◆ **WHAT THIS TASK INVOLVES**
Look through the material below. Copy every line with the string "году" in it.

##### SUPPLIED RECORDS #####

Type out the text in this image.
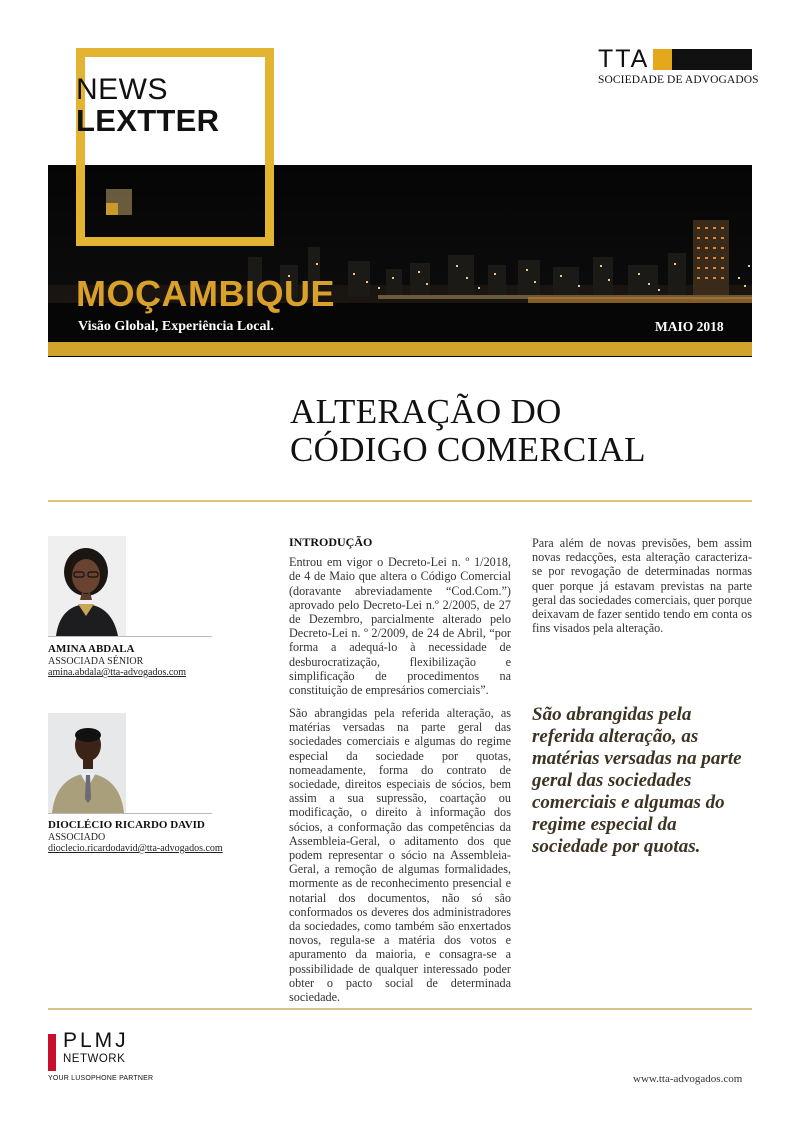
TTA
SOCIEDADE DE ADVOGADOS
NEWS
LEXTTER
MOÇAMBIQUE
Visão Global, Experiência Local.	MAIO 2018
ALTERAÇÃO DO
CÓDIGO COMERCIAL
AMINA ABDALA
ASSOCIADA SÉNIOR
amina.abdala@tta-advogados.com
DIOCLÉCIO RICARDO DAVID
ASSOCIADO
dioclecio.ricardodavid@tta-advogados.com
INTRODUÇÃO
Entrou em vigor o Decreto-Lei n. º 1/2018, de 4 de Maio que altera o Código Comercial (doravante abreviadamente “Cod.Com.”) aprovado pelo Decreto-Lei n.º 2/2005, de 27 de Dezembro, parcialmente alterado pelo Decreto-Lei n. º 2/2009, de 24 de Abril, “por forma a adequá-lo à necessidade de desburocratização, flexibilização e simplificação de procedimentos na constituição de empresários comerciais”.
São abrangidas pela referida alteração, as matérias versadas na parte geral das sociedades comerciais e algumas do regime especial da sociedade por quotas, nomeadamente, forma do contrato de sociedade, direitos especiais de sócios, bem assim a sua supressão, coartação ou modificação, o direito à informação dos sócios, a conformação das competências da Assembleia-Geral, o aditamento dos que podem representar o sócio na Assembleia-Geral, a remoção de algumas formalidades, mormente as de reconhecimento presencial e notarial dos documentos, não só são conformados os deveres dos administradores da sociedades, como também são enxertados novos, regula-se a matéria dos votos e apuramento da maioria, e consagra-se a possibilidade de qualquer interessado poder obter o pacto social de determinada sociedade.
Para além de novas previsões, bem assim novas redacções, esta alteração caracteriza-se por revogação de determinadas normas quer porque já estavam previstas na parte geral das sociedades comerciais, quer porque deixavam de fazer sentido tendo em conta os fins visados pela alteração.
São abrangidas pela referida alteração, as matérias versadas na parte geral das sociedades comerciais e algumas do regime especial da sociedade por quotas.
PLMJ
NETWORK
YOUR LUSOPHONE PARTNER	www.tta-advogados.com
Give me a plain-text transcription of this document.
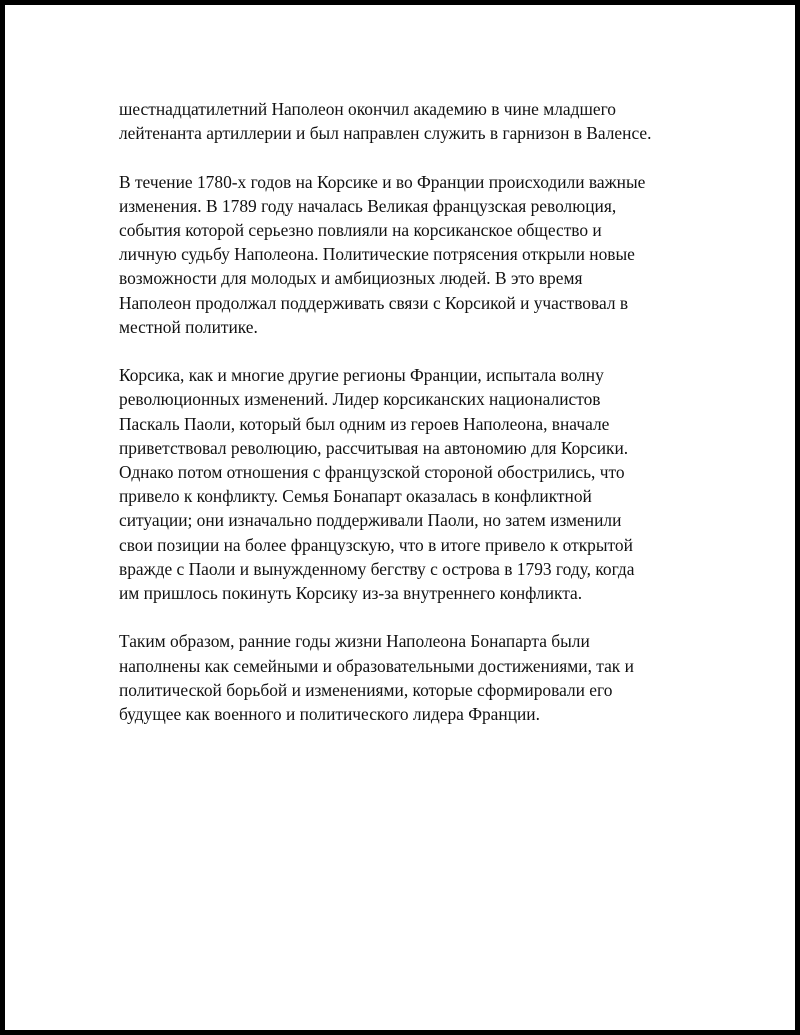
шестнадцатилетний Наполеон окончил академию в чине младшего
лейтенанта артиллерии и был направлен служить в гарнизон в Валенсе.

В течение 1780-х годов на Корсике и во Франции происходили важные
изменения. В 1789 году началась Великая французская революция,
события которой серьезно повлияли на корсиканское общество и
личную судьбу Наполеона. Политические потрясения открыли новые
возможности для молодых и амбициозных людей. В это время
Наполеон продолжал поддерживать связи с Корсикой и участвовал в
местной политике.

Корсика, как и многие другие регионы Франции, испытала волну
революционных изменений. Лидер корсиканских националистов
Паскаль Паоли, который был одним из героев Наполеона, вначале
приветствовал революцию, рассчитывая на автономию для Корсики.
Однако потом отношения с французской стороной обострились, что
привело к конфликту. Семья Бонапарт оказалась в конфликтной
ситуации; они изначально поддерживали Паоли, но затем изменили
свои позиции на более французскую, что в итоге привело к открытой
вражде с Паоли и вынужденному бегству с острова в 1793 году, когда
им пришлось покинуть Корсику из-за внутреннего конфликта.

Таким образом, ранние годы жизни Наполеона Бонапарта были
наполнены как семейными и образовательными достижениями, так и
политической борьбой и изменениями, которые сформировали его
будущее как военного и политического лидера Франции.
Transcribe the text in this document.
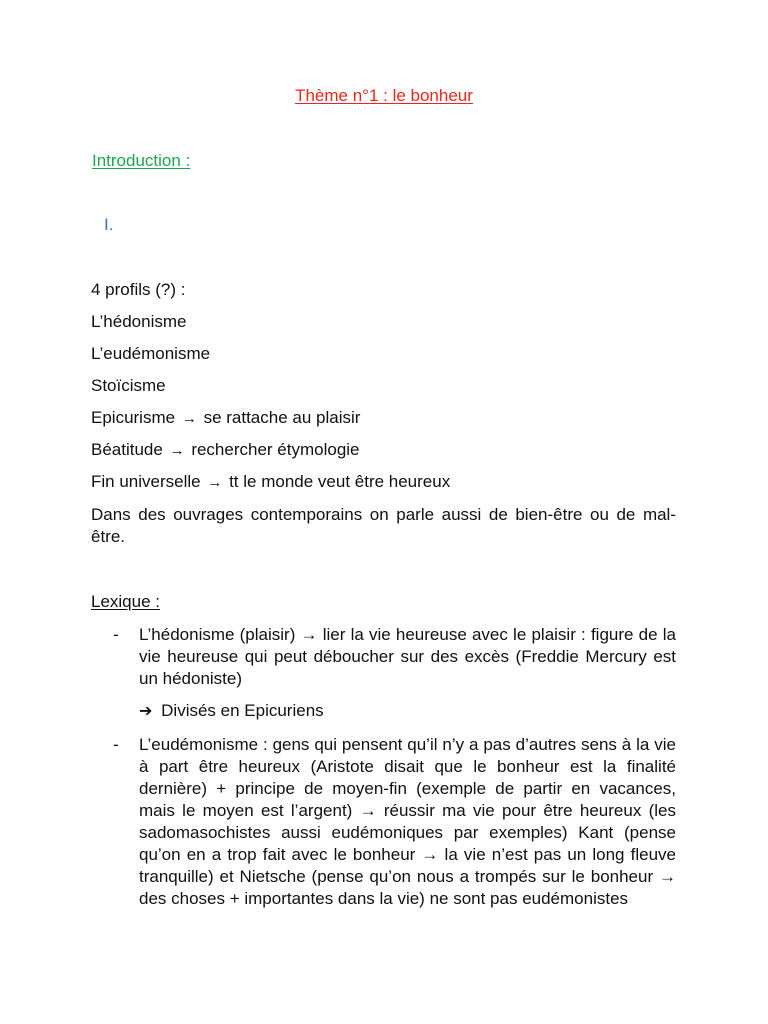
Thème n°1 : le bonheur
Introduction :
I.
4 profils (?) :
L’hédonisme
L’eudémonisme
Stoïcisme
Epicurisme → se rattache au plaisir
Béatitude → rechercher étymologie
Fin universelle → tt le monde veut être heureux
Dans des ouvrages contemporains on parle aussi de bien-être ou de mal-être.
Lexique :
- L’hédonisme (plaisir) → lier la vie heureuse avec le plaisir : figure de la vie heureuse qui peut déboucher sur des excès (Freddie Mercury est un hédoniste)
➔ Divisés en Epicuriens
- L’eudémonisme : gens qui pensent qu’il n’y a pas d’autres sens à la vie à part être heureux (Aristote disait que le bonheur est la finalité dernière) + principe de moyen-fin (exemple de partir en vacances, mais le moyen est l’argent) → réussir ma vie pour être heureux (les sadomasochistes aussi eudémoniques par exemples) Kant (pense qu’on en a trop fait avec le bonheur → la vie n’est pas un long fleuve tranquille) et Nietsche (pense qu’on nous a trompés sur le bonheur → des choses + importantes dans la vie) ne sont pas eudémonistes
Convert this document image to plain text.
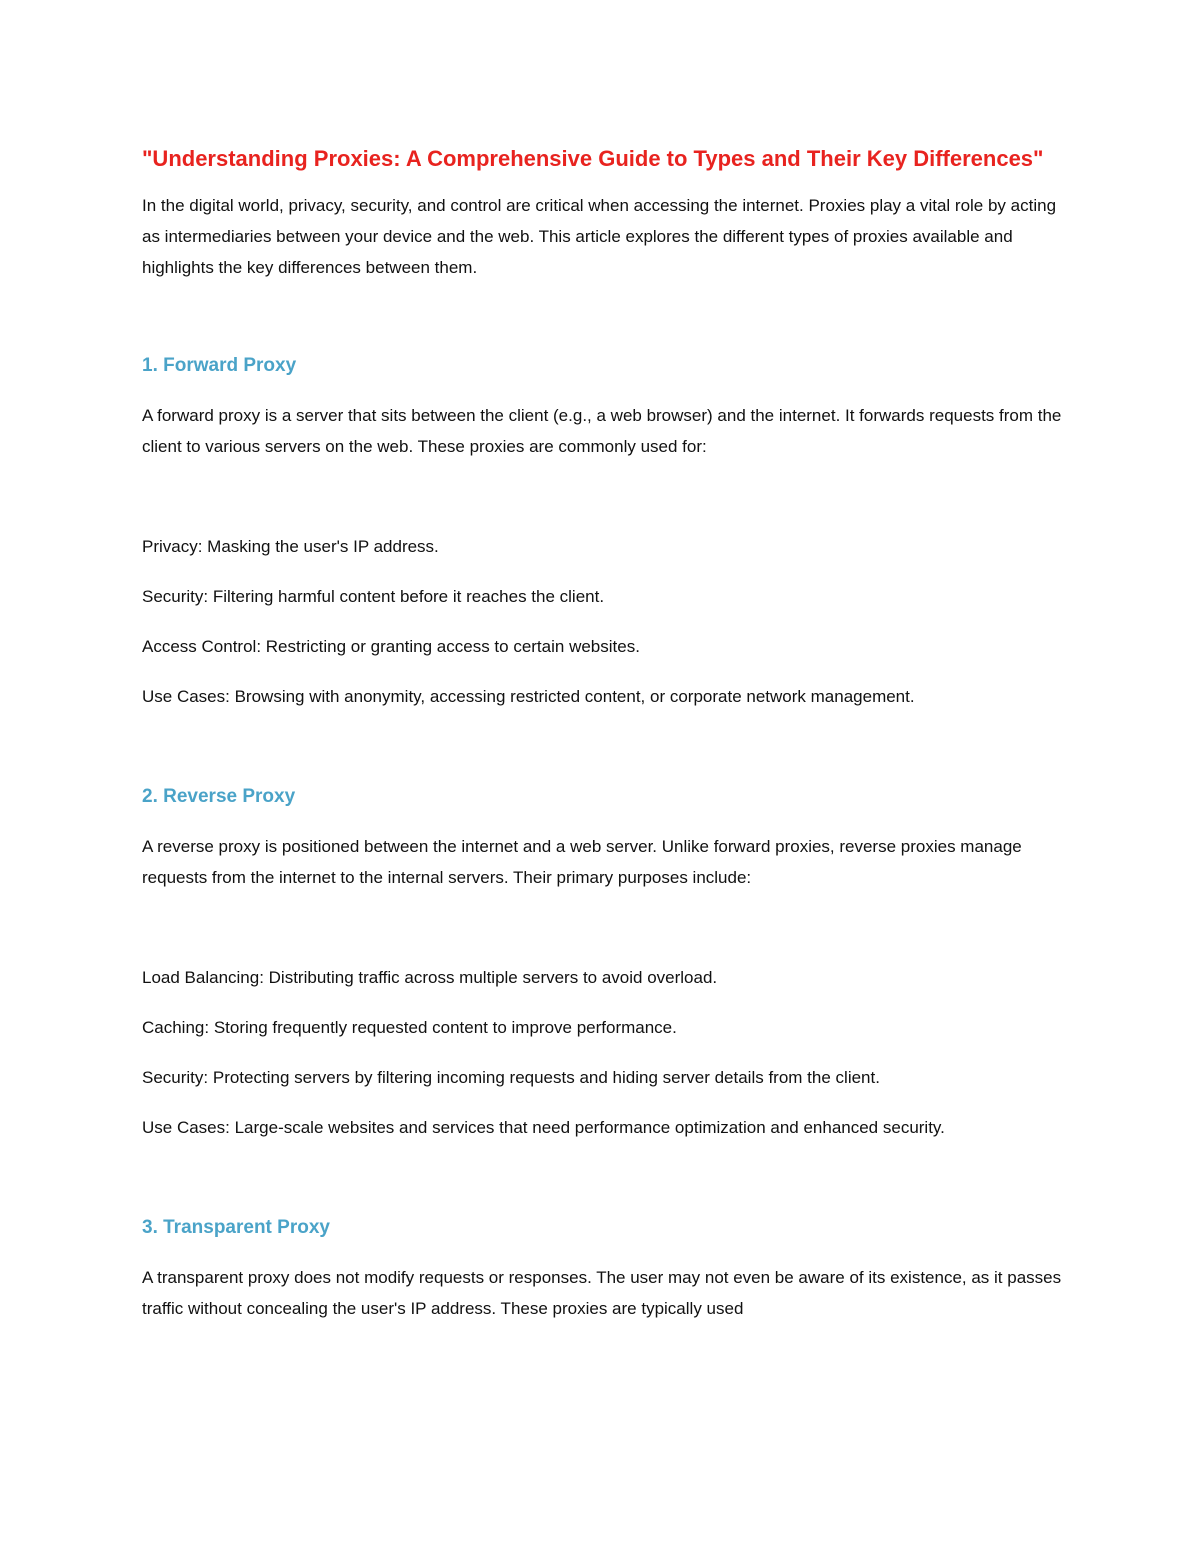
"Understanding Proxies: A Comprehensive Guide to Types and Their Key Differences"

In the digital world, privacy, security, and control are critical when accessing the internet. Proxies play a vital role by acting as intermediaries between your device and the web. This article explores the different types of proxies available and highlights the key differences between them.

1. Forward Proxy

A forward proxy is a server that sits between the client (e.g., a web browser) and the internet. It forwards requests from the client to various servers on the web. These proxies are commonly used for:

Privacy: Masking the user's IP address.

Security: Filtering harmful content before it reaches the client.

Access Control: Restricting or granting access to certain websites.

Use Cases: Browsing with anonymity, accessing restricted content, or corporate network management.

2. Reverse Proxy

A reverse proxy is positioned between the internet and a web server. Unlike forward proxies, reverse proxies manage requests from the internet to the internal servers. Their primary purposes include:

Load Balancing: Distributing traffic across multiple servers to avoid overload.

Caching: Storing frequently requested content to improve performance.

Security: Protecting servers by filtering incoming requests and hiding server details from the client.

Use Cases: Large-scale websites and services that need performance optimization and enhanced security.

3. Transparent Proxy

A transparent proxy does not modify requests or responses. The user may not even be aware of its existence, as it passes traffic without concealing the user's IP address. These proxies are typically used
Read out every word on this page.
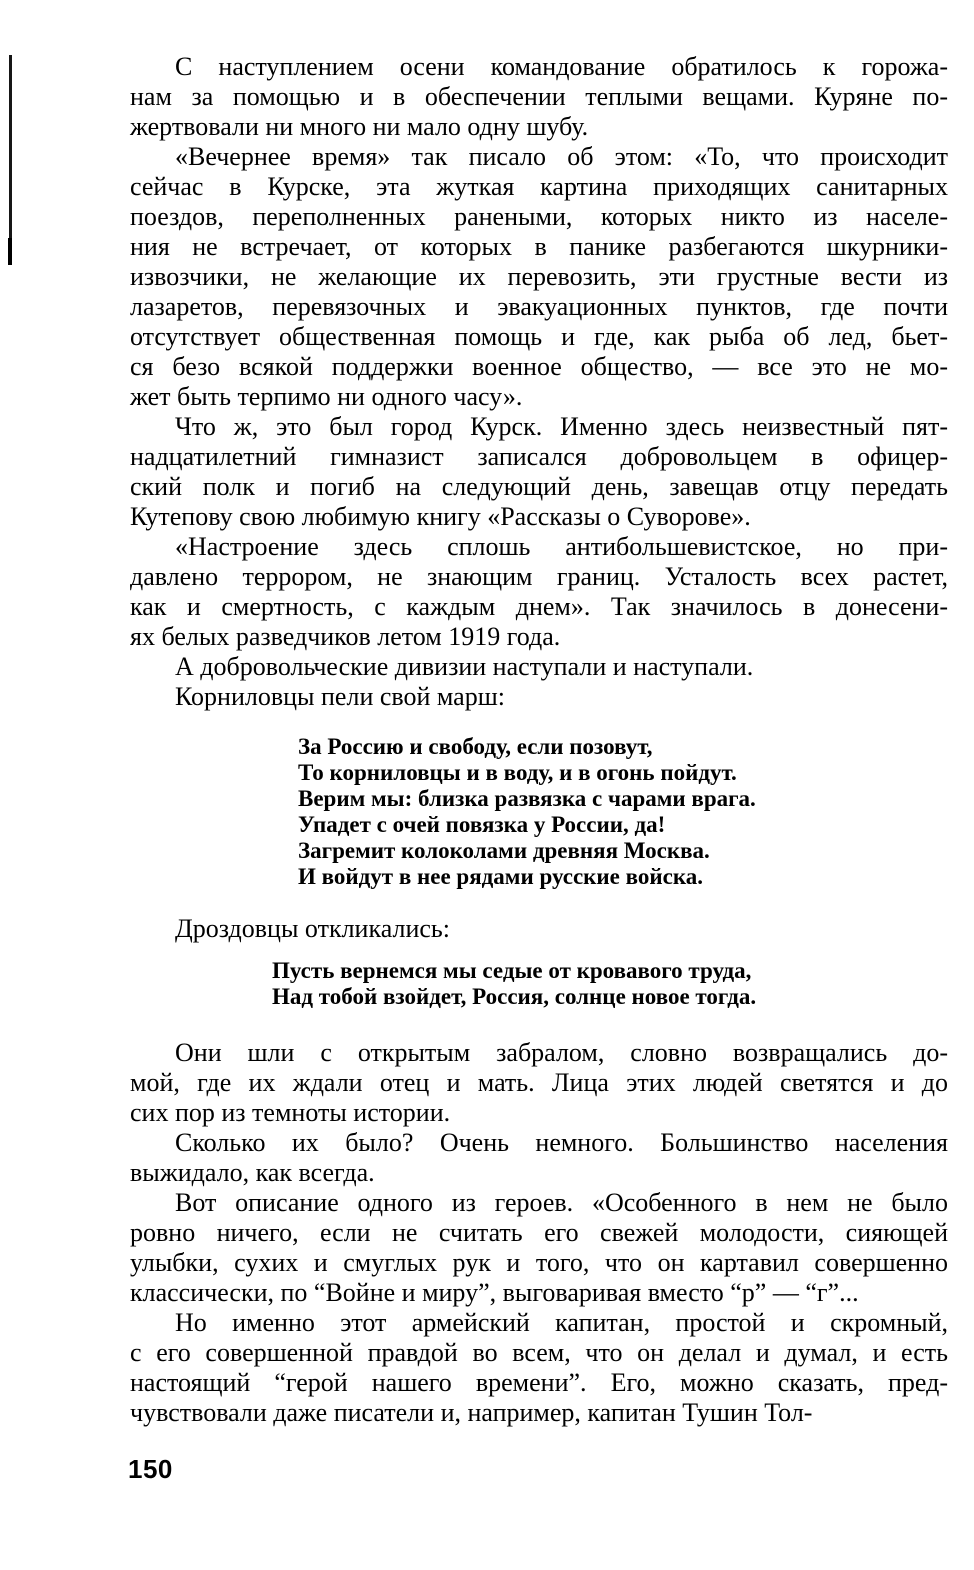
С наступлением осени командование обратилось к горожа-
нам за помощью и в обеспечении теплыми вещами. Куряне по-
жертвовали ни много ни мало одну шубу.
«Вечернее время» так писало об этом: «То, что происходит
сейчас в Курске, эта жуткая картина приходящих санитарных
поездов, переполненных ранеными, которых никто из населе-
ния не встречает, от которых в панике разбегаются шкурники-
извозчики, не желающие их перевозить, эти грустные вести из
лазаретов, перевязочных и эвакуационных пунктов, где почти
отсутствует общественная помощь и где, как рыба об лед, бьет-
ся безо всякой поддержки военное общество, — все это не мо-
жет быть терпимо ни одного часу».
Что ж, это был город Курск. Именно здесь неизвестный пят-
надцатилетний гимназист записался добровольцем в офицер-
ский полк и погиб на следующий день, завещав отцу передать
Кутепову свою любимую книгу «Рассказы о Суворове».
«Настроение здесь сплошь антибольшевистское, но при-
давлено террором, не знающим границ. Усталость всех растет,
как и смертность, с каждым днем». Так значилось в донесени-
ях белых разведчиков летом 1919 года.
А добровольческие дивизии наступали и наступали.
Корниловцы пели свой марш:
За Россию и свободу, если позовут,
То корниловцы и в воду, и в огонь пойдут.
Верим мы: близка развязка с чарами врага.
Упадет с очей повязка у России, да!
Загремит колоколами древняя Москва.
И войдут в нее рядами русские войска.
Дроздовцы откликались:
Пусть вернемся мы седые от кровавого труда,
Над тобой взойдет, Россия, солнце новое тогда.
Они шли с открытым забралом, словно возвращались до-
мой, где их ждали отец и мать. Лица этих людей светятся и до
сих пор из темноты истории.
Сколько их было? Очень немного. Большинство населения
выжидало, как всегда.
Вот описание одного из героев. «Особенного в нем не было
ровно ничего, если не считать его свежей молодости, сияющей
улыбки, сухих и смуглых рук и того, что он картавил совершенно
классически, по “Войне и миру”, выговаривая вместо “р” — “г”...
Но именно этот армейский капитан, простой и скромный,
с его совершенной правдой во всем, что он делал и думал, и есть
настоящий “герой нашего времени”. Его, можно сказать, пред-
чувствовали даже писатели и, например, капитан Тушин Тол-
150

#####

◆ **ANSWER BELOW**
изменения. В 1789 году началась Великая французская революция,
вражде с Паоли и вынужденному бегству с острова в 1793 году, когда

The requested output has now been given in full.